Please copy the records exactly as they appear, with all pictures left out.

====== SOURCE RECORDS

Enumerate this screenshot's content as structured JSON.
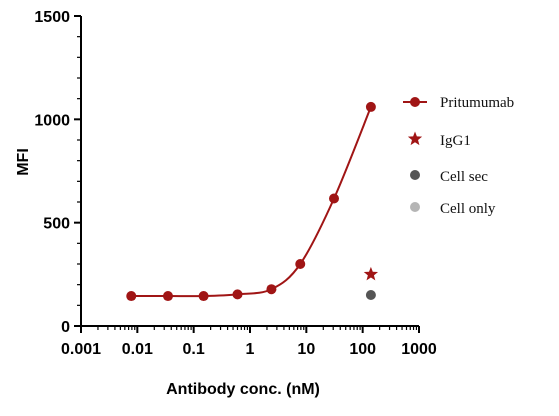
{
  "chart_data": {
    "type": "line",
    "xlabel": "Antibody conc. (nM)",
    "ylabel": "MFI",
    "x_scale": "log",
    "xlim": [
      0.001,
      1000
    ],
    "ylim": [
      0,
      1500
    ],
    "x_ticks": [
      0.001,
      0.01,
      0.1,
      1,
      10,
      100,
      1000
    ],
    "x_tick_labels": [
      "0.001",
      "0.01",
      "0.1",
      "1",
      "10",
      "100",
      "1000"
    ],
    "y_ticks": [
      0,
      500,
      1000,
      1500
    ],
    "y_tick_labels": [
      "0",
      "500",
      "1000",
      "1500"
    ],
    "grid": false,
    "legend_position": "right",
    "series": [
      {
        "name": "Pritumumab",
        "marker": "circle",
        "color": "#A01515",
        "line": true,
        "x": [
          0.0078,
          0.035,
          0.15,
          0.6,
          2.4,
          7.8,
          31,
          140
        ],
        "y": [
          145,
          145,
          145,
          153,
          178,
          300,
          617,
          1060
        ]
      },
      {
        "name": "IgG1",
        "marker": "star",
        "color": "#A01515",
        "line": false,
        "x": [
          140
        ],
        "y": [
          250
        ]
      },
      {
        "name": "Cell sec",
        "marker": "circle",
        "color": "#555555",
        "line": false,
        "x": [
          140
        ],
        "y": [
          150
        ]
      },
      {
        "name": "Cell only",
        "marker": "circle",
        "color": "#B5B5B5",
        "line": false,
        "x": [],
        "y": []
      }
    ]
  }
}
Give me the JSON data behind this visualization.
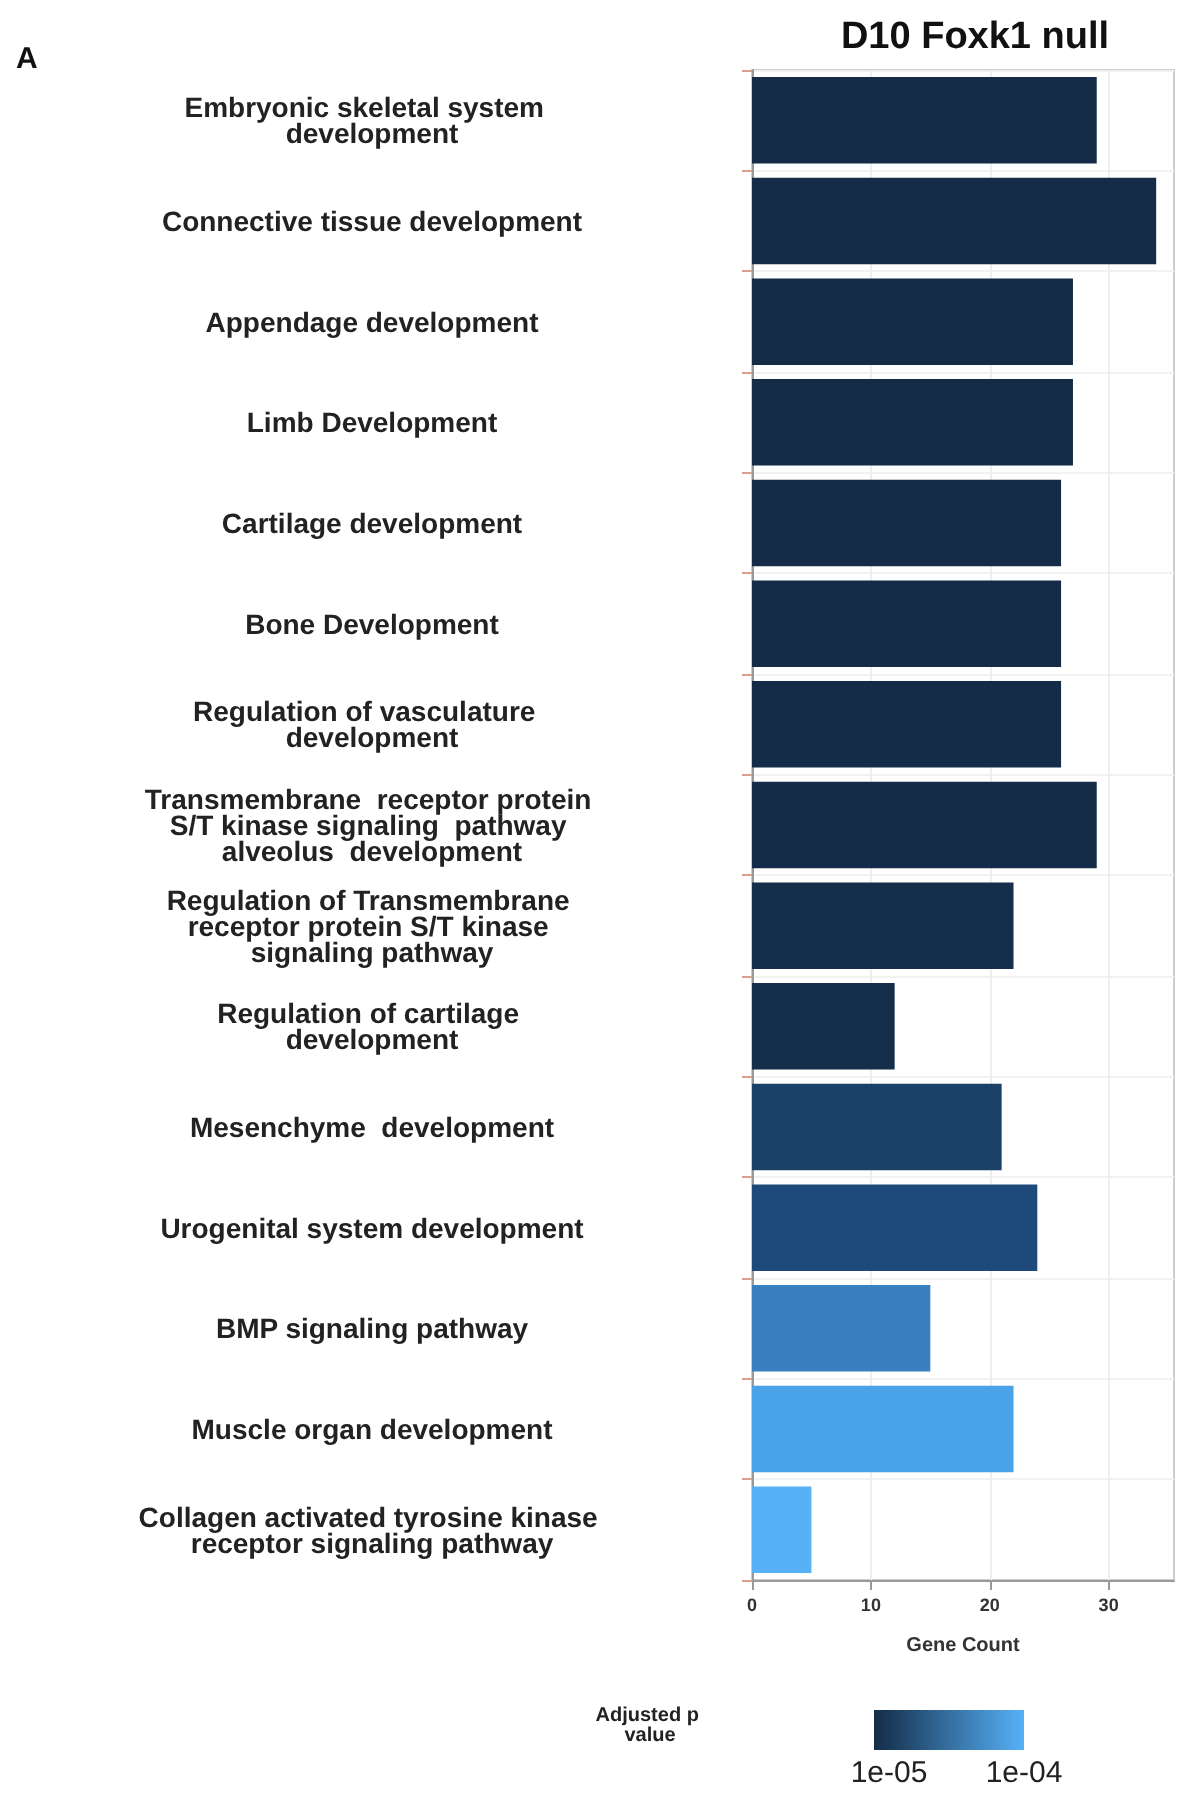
{
  "chart_data": {
    "type": "bar",
    "orientation": "horizontal",
    "title": "D10 Foxk1 null",
    "xlabel": "Gene Count",
    "clabel": "Adjusted p value",
    "annotations": [
      "A"
    ],
    "categories": [
      "Embryonic skeletal system  development",
      "Connective tissue development",
      "Appendage development",
      "Limb Development",
      "Cartilage development",
      "Bone Development",
      "Regulation of vasculature  development",
      "Transmembrane  receptor protein S/T kinase signaling  pathway alveolus  development",
      "Regulation of Transmembrane receptor protein S/T kinase signaling pathway",
      "Regulation of cartilage development",
      "Mesenchyme  development",
      "Urogenital system development",
      "BMP signaling pathway",
      "Muscle organ development",
      "Collagen activated tyrosine kinase receptor signaling pathway"
    ],
    "values": [
      29,
      34,
      27,
      27,
      26,
      26,
      26,
      29,
      22,
      12,
      21,
      24,
      15,
      22,
      5
    ],
    "colors": [
      "#142c47",
      "#142c47",
      "#142c47",
      "#142c47",
      "#142c47",
      "#142c47",
      "#142c47",
      "#142c47",
      "#152e4b",
      "#152e4b",
      "#1b4169",
      "#1e4a79",
      "#3a7fc0",
      "#4aa2e8",
      "#56b1f7"
    ],
    "xlim": [
      0,
      35.5
    ],
    "xticks": [
      0,
      10,
      20,
      30
    ],
    "clim": [
      0,
      0.0001
    ],
    "cticks": [
      {
        "value": 1e-05,
        "label": "1e-05"
      },
      {
        "value": 0.0001,
        "label": "1e-04"
      }
    ],
    "grid": true
  }
}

============

RESPONSE TO THIS TASK:
Enumerate this screenshot's content as structured JSON.
{
  "chart_data": {
    "type": "line",
    "xlabel": "Antibody conc. (nM)",
    "ylabel": "MFI",
    "x_scale": "log",
    "xlim": [
      0.001,
      1000
    ],
    "ylim": [
      0,
      1500
    ],
    "x_ticks": [
      0.001,
      0.01,
      0.1,
      1,
      10,
      100,
      1000
    ],
    "x_tick_labels": [
      "0.001",
      "0.01",
      "0.1",
      "1",
      "10",
      "100",
      "1000"
    ],
    "y_ticks": [
      0,
      500,
      1000,
      1500
    ],
    "y_tick_labels": [
      "0",
      "500",
      "1000",
      "1500"
    ],
    "grid": false,
    "legend_position": "right",
    "series": [
      {
        "name": "Pritumumab",
        "marker": "circle",
        "color": "#A01515",
        "line": true,
        "x": [
          0.0078,
          0.035,
          0.15,
          0.6,
          2.4,
          7.8,
          31,
          140
        ],
        "y": [
          145,
          145,
          145,
          153,
          178,
          300,
          617,
          1060
        ]
      },
      {
        "name": "IgG1",
        "marker": "star",
        "color": "#A01515",
        "line": false,
        "x": [
          140
        ],
        "y": [
          250
        ]
      },
      {
        "name": "Cell sec",
        "marker": "circle",
        "color": "#555555",
        "line": false,
        "x": [
          140
        ],
        "y": [
          150
        ]
      },
      {
        "name": "Cell only",
        "marker": "circle",
        "color": "#B5B5B5",
        "line": false,
        "x": [],
        "y": []
      }
    ]
  }
}
Give me the JSON data behind this visualization.
{
  "chart_data": {
    "type": "bar",
    "orientation": "horizontal",
    "title": "D10 Foxk1 null",
    "xlabel": "Gene Count",
    "clabel": "Adjusted p value",
    "annotations": [
      "A"
    ],
    "categories": [
      "Embryonic skeletal system  development",
      "Connective tissue development",
      "Appendage development",
      "Limb Development",
      "Cartilage development",
      "Bone Development",
      "Regulation of vasculature  development",
      "Transmembrane  receptor protein S/T kinase signaling  pathway alveolus  development",
      "Regulation of Transmembrane receptor protein S/T kinase signaling pathway",
      "Regulation of cartilage development",
      "Mesenchyme  development",
      "Urogenital system development",
      "BMP signaling pathway",
      "Muscle organ development",
      "Collagen activated tyrosine kinase receptor signaling pathway"
    ],
    "values": [
      29,
      34,
      27,
      27,
      26,
      26,
      26,
      29,
      22,
      12,
      21,
      24,
      15,
      22,
      5
    ],
    "colors": [
      "#142c47",
      "#142c47",
      "#142c47",
      "#142c47",
      "#142c47",
      "#142c47",
      "#142c47",
      "#142c47",
      "#152e4b",
      "#152e4b",
      "#1b4169",
      "#1e4a79",
      "#3a7fc0",
      "#4aa2e8",
      "#56b1f7"
    ],
    "xlim": [
      0,
      35.5
    ],
    "xticks": [
      0,
      10,
      20,
      30
    ],
    "clim": [
      0,
      0.0001
    ],
    "cticks": [
      {
        "value": 1e-05,
        "label": "1e-05"
      },
      {
        "value": 0.0001,
        "label": "1e-04"
      }
    ],
    "grid": true
  }
}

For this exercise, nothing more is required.